» PROBLEM TO WORK ON
Lay out every line of the entries below as a numbered list, skipping blank lines. Leave the pictures out of your answer.

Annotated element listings
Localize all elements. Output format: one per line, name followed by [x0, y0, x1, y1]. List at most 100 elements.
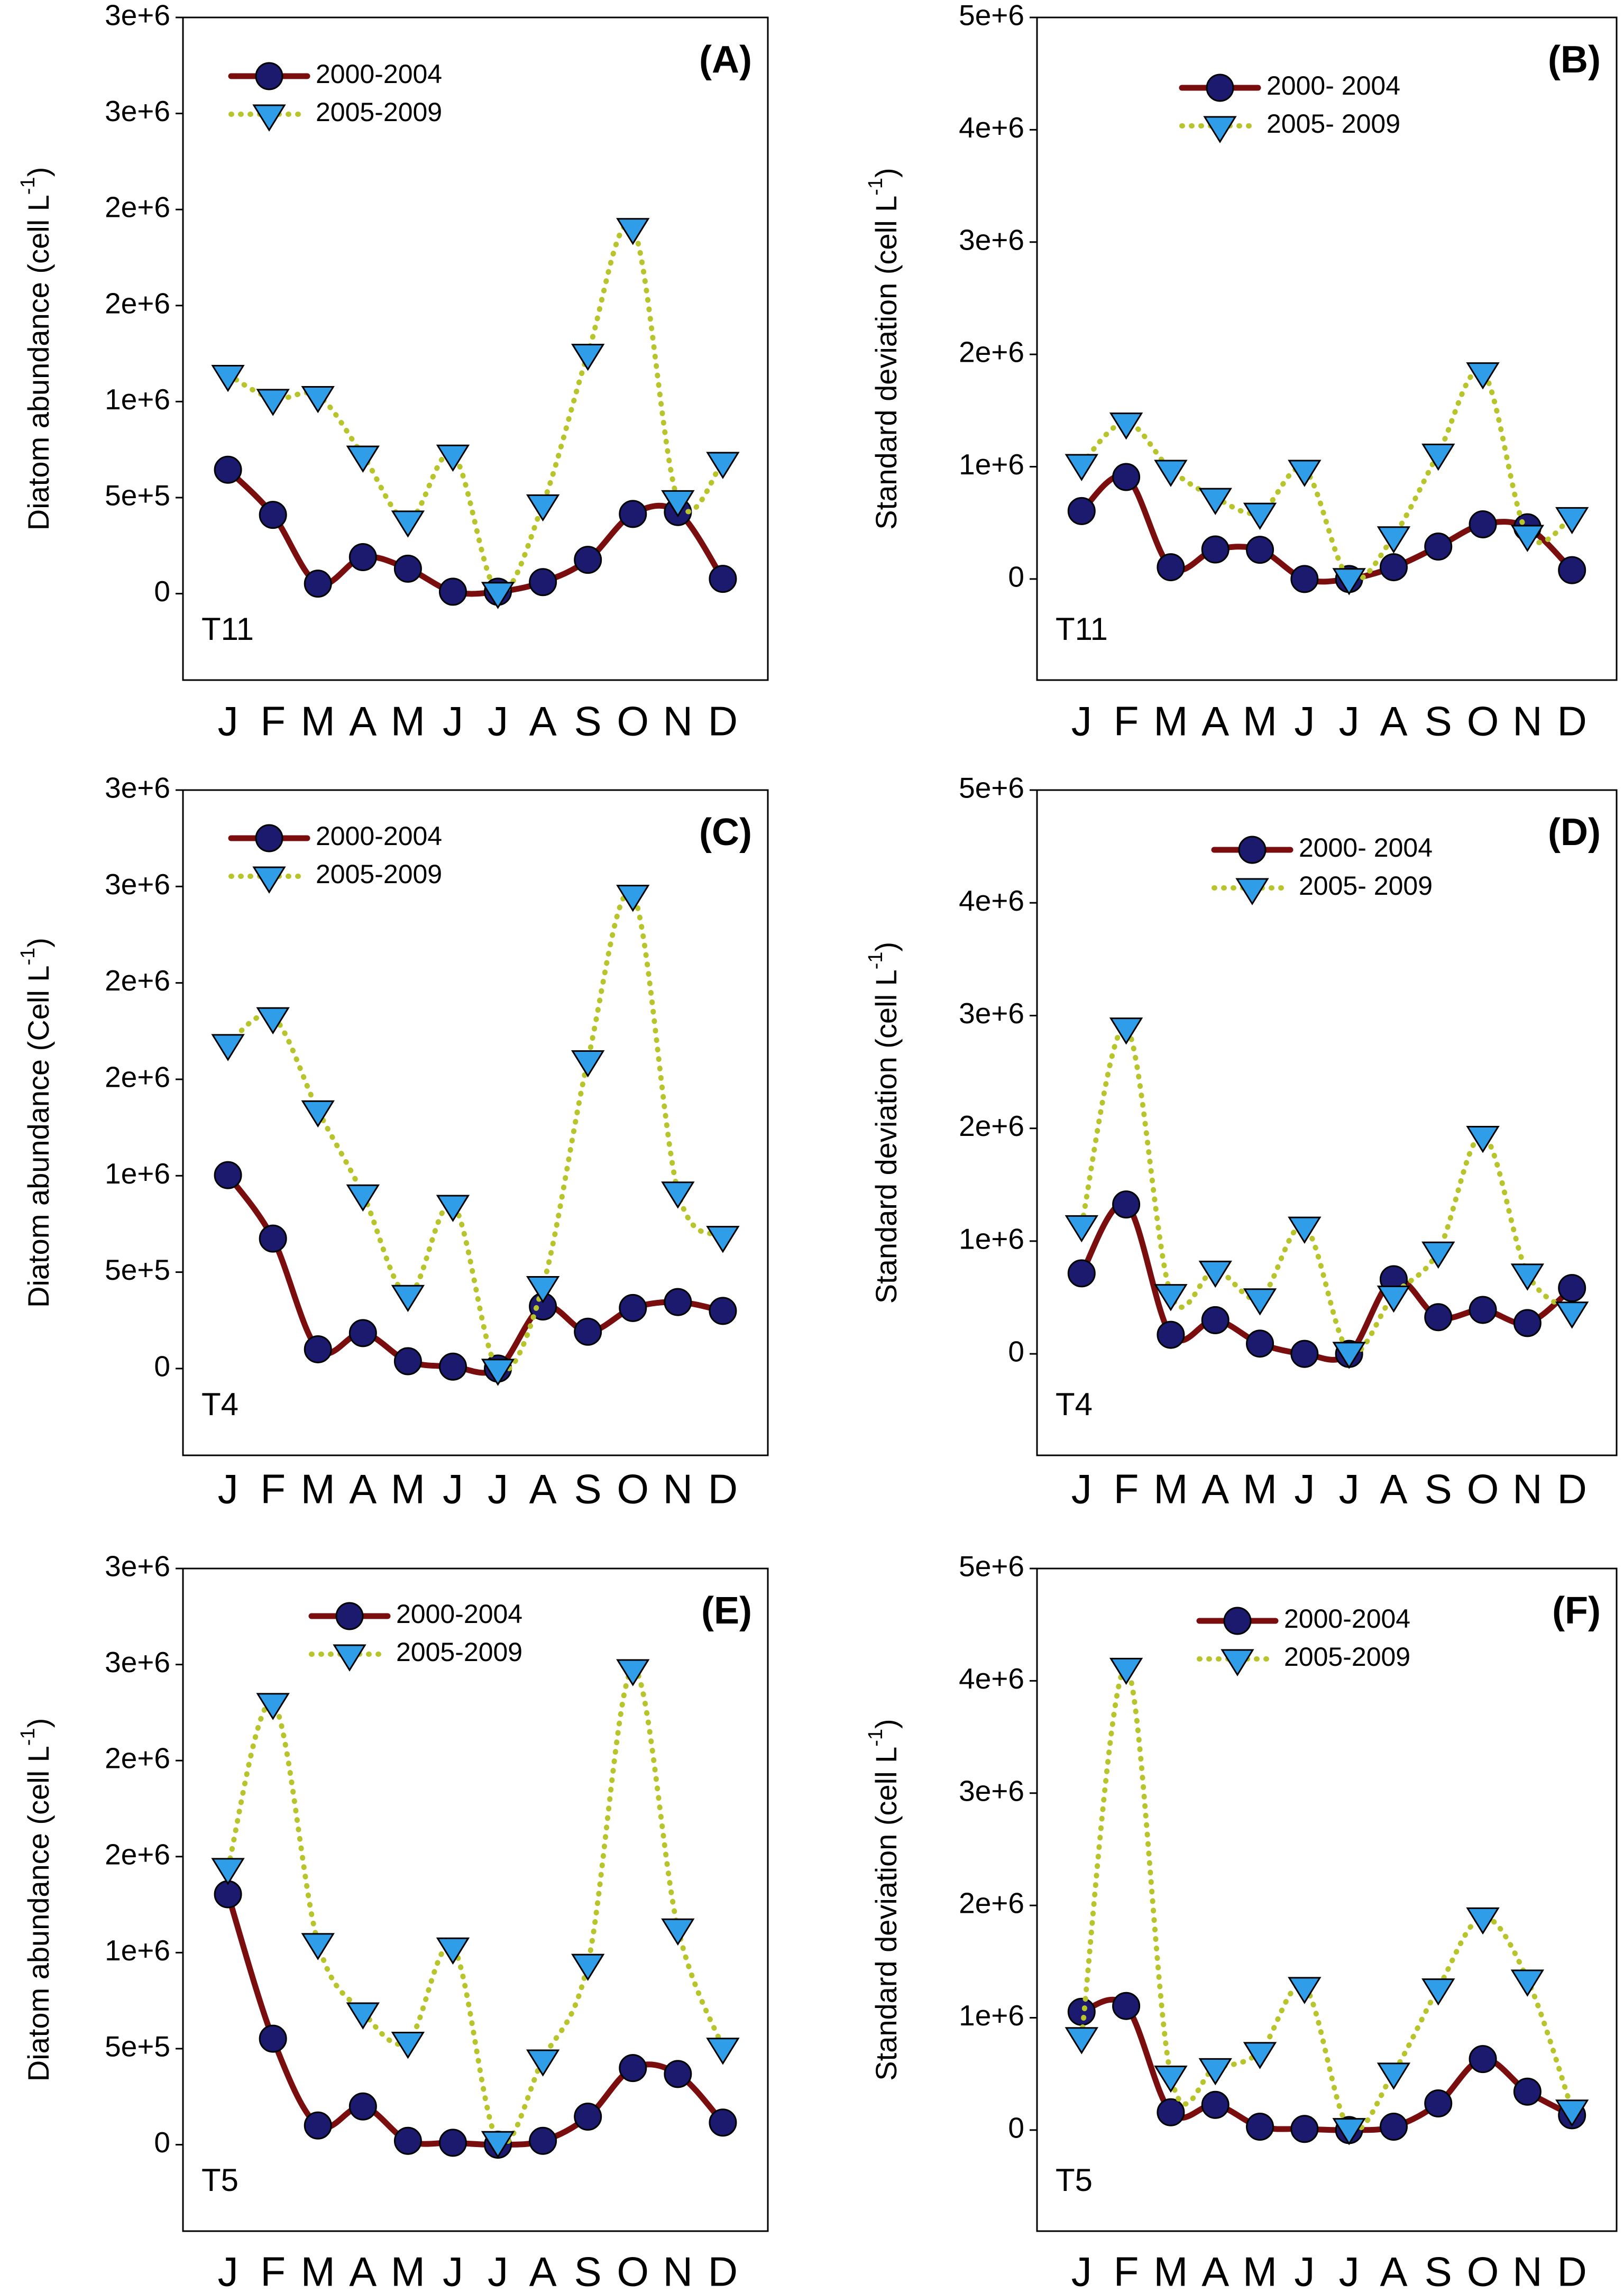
- y-axis-label: Standard deviation (cell L-1): [865, 168, 903, 529]
- marker: [1065, 1215, 1098, 1243]
- y-tick-label: 0: [154, 2126, 170, 2159]
- marker: [211, 365, 245, 392]
- marker: [526, 2049, 560, 2077]
- y-axis-label-text: Diatom abundance (cell L: [22, 1746, 55, 2081]
- marker: [1421, 1978, 1455, 2006]
- marker: [214, 455, 242, 484]
- marker: [259, 2024, 287, 2053]
- x-tick-label: D: [708, 698, 738, 745]
- marker: [259, 501, 287, 529]
- marker: [526, 494, 560, 522]
- marker: [574, 1317, 602, 1346]
- x-tick-label: O: [1467, 1466, 1499, 1512]
- x-tick-label: J: [1071, 1466, 1092, 1512]
- marker: [481, 2131, 515, 2159]
- marker: [256, 1693, 290, 1720]
- panel-label: (C): [699, 811, 752, 854]
- marker: [1513, 1309, 1542, 1337]
- y-tick-label: 5e+5: [105, 2030, 170, 2063]
- marker: [619, 500, 647, 528]
- x-tick-label: J: [488, 1466, 508, 1512]
- x-tick-label: A: [1201, 1466, 1229, 1512]
- marker: [348, 1319, 377, 1347]
- marker: [1065, 454, 1098, 481]
- x-tick-label: M: [1153, 698, 1188, 745]
- y-axis-label-sup: -1: [865, 1729, 887, 1747]
- marker: [1109, 412, 1143, 440]
- x-tick-label: J: [1339, 2249, 1360, 2293]
- x-tick-label: A: [1380, 1466, 1407, 1512]
- marker: [1288, 460, 1322, 487]
- marker: [1424, 532, 1453, 561]
- legend-label: 2005-2009: [316, 97, 442, 127]
- y-tick-label: 1e+6: [105, 1157, 170, 1190]
- marker: [1246, 536, 1274, 564]
- marker: [664, 1288, 692, 1316]
- x-tick-label: A: [1201, 2249, 1229, 2293]
- y-axis-label: Diatom abundance (Cell L-1): [17, 938, 55, 1308]
- x-tick-label: A: [1380, 698, 1407, 745]
- y-axis-label: Standard deviation (cell L-1): [865, 1719, 903, 2080]
- marker: [1555, 1301, 1589, 1329]
- marker: [529, 568, 557, 597]
- station-label: T11: [201, 611, 254, 647]
- marker: [1109, 1657, 1143, 1685]
- marker: [1157, 553, 1185, 582]
- y-axis-label: Diatom abundance (cell L-1): [17, 167, 55, 530]
- panel: 01e+62e+63e+64e+65e+6J F M A M J J A S O N DStandar…: [865, 0, 1618, 745]
- y-tick-label: 3e+6: [105, 95, 170, 127]
- marker: [438, 1352, 467, 1381]
- marker: [526, 1276, 560, 1304]
- x-tick-label: F: [1114, 698, 1139, 745]
- marker: [348, 543, 377, 572]
- x-tick-label: J: [443, 1466, 463, 1512]
- series-line: [1078, 1200, 1575, 1363]
- y-tick-label: 3e+6: [105, 772, 170, 804]
- marker: [1469, 2045, 1497, 2074]
- marker: [1243, 2042, 1277, 2069]
- y-tick-label: 1e+6: [105, 383, 170, 416]
- x-tick-label: F: [260, 2249, 286, 2293]
- series-line: [1078, 472, 1575, 585]
- legend-marker: [1223, 1607, 1252, 1635]
- legend-label: 2000-2004: [316, 59, 442, 89]
- legend-marker: [335, 1602, 364, 1630]
- x-tick-label: J: [1294, 1466, 1315, 1512]
- series-line: [1079, 368, 1575, 583]
- marker: [619, 1294, 647, 1322]
- y-axis-label-text: Standard deviation (cell L: [869, 196, 903, 530]
- marker: [1555, 2099, 1589, 2127]
- y-axis-label: Standard deviation (cell L-1): [865, 942, 903, 1304]
- marker: [1288, 1977, 1322, 2004]
- x-tick-label: N: [663, 1466, 693, 1512]
- x-tick-label: J: [218, 698, 238, 745]
- legend-marker: [252, 104, 286, 132]
- legend-label: 2000-2004: [316, 821, 442, 851]
- marker: [436, 444, 470, 472]
- y-tick-label: 5e+6: [959, 1550, 1024, 1583]
- marker: [304, 570, 332, 598]
- marker: [1377, 526, 1411, 554]
- y-tick-label: 2e+6: [959, 336, 1024, 369]
- x-tick-label: D: [708, 1466, 738, 1512]
- legend-marker: [1238, 836, 1267, 864]
- y-tick-label: 3e+6: [959, 997, 1024, 1030]
- marker: [438, 577, 467, 606]
- y-axis-label-suffix: ): [22, 1718, 55, 1728]
- legend-marker: [252, 866, 286, 894]
- x-tick-label: N: [663, 2249, 693, 2293]
- station-label: T4: [1056, 1387, 1093, 1422]
- marker: [1065, 2027, 1098, 2054]
- panel: 05e+51e+62e+62e+63e+63e+6J F M A M J J A S O N DDia…: [17, 0, 769, 745]
- marker: [346, 1184, 380, 1212]
- marker: [706, 452, 740, 479]
- x-tick-label: J: [443, 698, 463, 745]
- y-tick-label: 3e+6: [105, 868, 170, 901]
- marker: [1510, 525, 1545, 552]
- y-tick-label: 2e+6: [105, 191, 170, 224]
- y-tick-label: 3e+6: [105, 1550, 170, 1583]
- x-tick-label: A: [349, 698, 377, 745]
- marker: [301, 386, 335, 414]
- marker: [1201, 1306, 1230, 1334]
- legend-label: 2000-2004: [396, 1599, 522, 1629]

» SOLUTION TO THIS PROBLEM
1. Localize all elements. Output format: one per line, name followed by [x0, y0, x1, y1]. List at most 100 elements.
2. - y-axis-label: Standard deviation (cell L-1): [865, 168, 903, 529]
3. - marker: [1065, 1215, 1098, 1243]
4. - y-tick-label: 0: [154, 2126, 170, 2159]
5. - marker: [211, 365, 245, 392]
6. - marker: [526, 2049, 560, 2077]
7. - y-axis-label-text: Diatom abundance (cell L: [22, 1746, 55, 2081]
8. - marker: [1421, 1978, 1455, 2006]
9. - marker: [214, 455, 242, 484]
10. - marker: [259, 2024, 287, 2053]
11. - x-tick-label: D: [708, 698, 738, 745]
12. - marker: [259, 501, 287, 529]
13. - marker: [526, 494, 560, 522]
14. - marker: [574, 1317, 602, 1346]
15. - x-tick-label: O: [1467, 1466, 1499, 1512]
16. - x-tick-label: J: [1071, 1466, 1092, 1512]
17. - marker: [481, 2131, 515, 2159]
18. - marker: [256, 1693, 290, 1720]
19. - panel-label: (C): [699, 811, 752, 854]
20. - marker: [1513, 1309, 1542, 1337]
21. - y-tick-label: 5e+5: [105, 2030, 170, 2063]
22. - marker: [619, 500, 647, 528]
23. - x-tick-label: J: [488, 1466, 508, 1512]
24. - x-tick-label: A: [1201, 1466, 1229, 1512]
25. - marker: [348, 1319, 377, 1347]
26. - marker: [1065, 454, 1098, 481]
27. - x-tick-label: M: [1153, 698, 1188, 745]
28. - y-axis-label-sup: -1: [865, 1729, 887, 1747]
29. - marker: [1109, 412, 1143, 440]
30. - x-tick-label: J: [1339, 2249, 1360, 2293]
31. - x-tick-label: A: [1380, 1466, 1407, 1512]
32. - marker: [1288, 460, 1322, 487]
33. - marker: [1424, 532, 1453, 561]
34. - legend-label: 2005-2009: [316, 97, 442, 127]
35. - y-tick-label: 1e+6: [105, 1157, 170, 1190]
36. - marker: [1246, 536, 1274, 564]
37. - marker: [664, 1288, 692, 1316]
38. - x-tick-label: A: [1201, 2249, 1229, 2293]
39. - y-axis-label: Diatom abundance (Cell L-1): [17, 938, 55, 1308]
40. - x-tick-label: A: [1380, 698, 1407, 745]
41. - y-axis-label: Standard deviation (cell L-1): [865, 1719, 903, 2080]
42. - marker: [1555, 1301, 1589, 1329]
43. - marker: [529, 568, 557, 597]
44. - station-label: T11: [201, 611, 254, 647]
45. - marker: [1109, 1657, 1143, 1685]
46. - marker: [1157, 553, 1185, 582]
47. - y-axis-label: Diatom abundance (cell L-1): [17, 167, 55, 530]
48. - panel: 01e+62e+63e+64e+65e+6J F M A M J J A S O N DStandar…: [865, 0, 1618, 745]
49. - y-tick-label: 3e+6: [105, 95, 170, 127]
50. - marker: [438, 1352, 467, 1381]
51. - marker: [526, 1276, 560, 1304]
52. - x-tick-label: F: [1114, 698, 1139, 745]
53. - marker: [348, 543, 377, 572]
54. - x-tick-label: J: [443, 1466, 463, 1512]
55. - series-line: [1078, 1200, 1575, 1363]
56. - y-tick-label: 3e+6: [105, 772, 170, 804]
57. - marker: [1469, 2045, 1497, 2074]
58. - marker: [1243, 2042, 1277, 2069]
59. - y-tick-label: 1e+6: [105, 383, 170, 416]
60. - x-tick-label: F: [260, 2249, 286, 2293]
61. - series-line: [1078, 472, 1575, 585]
62. - legend-marker: [1223, 1607, 1252, 1635]
63. - legend-label: 2000-2004: [316, 59, 442, 89]
64. - legend-marker: [335, 1602, 364, 1630]
65. - x-tick-label: J: [1294, 1466, 1315, 1512]
66. - series-line: [1079, 368, 1575, 583]
67. - marker: [619, 1294, 647, 1322]
68. - y-axis-label-text: Standard deviation (cell L: [869, 196, 903, 530]
69. - marker: [1555, 2099, 1589, 2127]
70. - y-axis-label: Standard deviation (cell L-1): [865, 942, 903, 1304]
71. - marker: [1288, 1977, 1322, 2004]
72. - x-tick-label: N: [663, 1466, 693, 1512]
73. - x-tick-label: J: [218, 698, 238, 745]
74. - legend-marker: [252, 104, 286, 132]
75. - legend-label: 2000-2004: [316, 821, 442, 851]
76. - marker: [436, 444, 470, 472]
77. - y-tick-label: 5e+6: [959, 1550, 1024, 1583]
78. - marker: [304, 570, 332, 598]
79. - marker: [1377, 526, 1411, 554]
80. - y-tick-label: 2e+6: [959, 336, 1024, 369]
81. - x-tick-label: D: [708, 1466, 738, 1512]
82. - legend-marker: [1238, 836, 1267, 864]
83. - y-tick-label: 3e+6: [959, 997, 1024, 1030]
84. - marker: [438, 577, 467, 606]
85. - y-axis-label-suffix: ): [22, 1718, 55, 1728]
86. - legend-marker: [252, 866, 286, 894]
87. - x-tick-label: N: [663, 2249, 693, 2293]
88. - station-label: T4: [1056, 1387, 1093, 1422]
89. - marker: [1065, 2027, 1098, 2054]
90. - panel: 05e+51e+62e+62e+63e+63e+6J F M A M J J A S O N DDia…: [17, 0, 769, 745]
91. - marker: [346, 1184, 380, 1212]
92. - marker: [706, 452, 740, 479]
93. - x-tick-label: J: [443, 698, 463, 745]
94. - y-tick-label: 3e+6: [105, 868, 170, 901]
95. - marker: [1510, 525, 1545, 552]
96. - y-tick-label: 2e+6: [105, 191, 170, 224]
97. - y-tick-label: 3e+6: [105, 1550, 170, 1583]
98. - x-tick-label: A: [349, 698, 377, 745]
99. - marker: [301, 386, 335, 414]
100. - marker: [1201, 1306, 1230, 1334]
101. - legend-label: 2000-2004: [396, 1599, 522, 1629]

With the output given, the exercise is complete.